* _Entries supplied_
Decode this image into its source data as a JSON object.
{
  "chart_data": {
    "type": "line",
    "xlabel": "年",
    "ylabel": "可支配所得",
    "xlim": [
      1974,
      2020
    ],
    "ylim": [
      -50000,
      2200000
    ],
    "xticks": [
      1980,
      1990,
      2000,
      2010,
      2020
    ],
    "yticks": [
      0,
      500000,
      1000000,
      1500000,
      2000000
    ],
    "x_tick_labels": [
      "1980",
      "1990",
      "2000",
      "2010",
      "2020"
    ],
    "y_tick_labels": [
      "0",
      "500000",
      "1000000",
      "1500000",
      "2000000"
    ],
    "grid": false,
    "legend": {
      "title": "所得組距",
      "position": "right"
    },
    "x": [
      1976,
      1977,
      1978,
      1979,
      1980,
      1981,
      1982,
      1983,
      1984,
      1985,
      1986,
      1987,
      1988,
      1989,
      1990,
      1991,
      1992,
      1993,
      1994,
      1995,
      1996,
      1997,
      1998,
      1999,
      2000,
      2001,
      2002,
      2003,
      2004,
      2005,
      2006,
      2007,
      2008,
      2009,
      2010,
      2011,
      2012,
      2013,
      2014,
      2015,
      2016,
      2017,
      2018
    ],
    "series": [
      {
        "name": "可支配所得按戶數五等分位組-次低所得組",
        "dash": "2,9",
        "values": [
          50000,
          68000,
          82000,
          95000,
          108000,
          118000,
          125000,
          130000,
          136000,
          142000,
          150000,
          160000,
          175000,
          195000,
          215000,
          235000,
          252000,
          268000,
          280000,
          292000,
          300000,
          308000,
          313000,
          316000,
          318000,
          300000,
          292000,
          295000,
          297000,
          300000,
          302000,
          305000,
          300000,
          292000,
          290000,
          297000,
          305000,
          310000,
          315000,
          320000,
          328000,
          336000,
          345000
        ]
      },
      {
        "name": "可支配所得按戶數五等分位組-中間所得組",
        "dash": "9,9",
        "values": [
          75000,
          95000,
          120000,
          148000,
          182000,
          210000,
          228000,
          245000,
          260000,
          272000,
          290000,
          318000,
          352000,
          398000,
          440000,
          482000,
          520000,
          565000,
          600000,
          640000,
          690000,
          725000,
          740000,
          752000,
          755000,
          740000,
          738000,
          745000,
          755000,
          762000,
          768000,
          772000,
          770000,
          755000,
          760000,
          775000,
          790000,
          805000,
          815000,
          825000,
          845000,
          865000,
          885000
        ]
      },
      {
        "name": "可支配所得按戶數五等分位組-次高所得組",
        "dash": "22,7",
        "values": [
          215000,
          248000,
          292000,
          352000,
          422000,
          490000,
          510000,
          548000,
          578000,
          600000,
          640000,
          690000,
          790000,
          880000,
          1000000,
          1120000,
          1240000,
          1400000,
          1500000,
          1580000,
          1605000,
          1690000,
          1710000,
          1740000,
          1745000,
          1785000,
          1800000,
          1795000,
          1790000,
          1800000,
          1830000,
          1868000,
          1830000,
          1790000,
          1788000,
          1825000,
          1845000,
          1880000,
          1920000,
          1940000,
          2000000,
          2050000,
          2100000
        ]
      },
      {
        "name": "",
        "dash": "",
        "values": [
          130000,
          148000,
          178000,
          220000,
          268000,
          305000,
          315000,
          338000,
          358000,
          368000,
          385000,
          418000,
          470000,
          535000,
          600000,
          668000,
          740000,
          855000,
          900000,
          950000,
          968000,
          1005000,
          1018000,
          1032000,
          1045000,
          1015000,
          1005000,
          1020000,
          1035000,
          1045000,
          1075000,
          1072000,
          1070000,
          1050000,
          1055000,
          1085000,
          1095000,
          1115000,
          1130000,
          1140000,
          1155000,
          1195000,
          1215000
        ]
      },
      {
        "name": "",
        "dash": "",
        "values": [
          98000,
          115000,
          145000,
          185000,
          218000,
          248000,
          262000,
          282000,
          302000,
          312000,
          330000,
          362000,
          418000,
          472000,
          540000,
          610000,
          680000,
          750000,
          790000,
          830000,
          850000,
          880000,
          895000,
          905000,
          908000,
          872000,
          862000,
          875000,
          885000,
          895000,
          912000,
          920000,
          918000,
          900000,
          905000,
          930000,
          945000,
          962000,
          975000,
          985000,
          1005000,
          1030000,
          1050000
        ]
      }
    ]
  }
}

* _Problem description_
Filter the records down to the lines that contain the string "可支配所得按戶數五等分位組", and copy those lines.

* _Task output_
        "name": "可支配所得按戶數五等分位組-次低所得組",
        "name": "可支配所得按戶數五等分位組-中間所得組",
        "name": "可支配所得按戶數五等分位組-次高所得組",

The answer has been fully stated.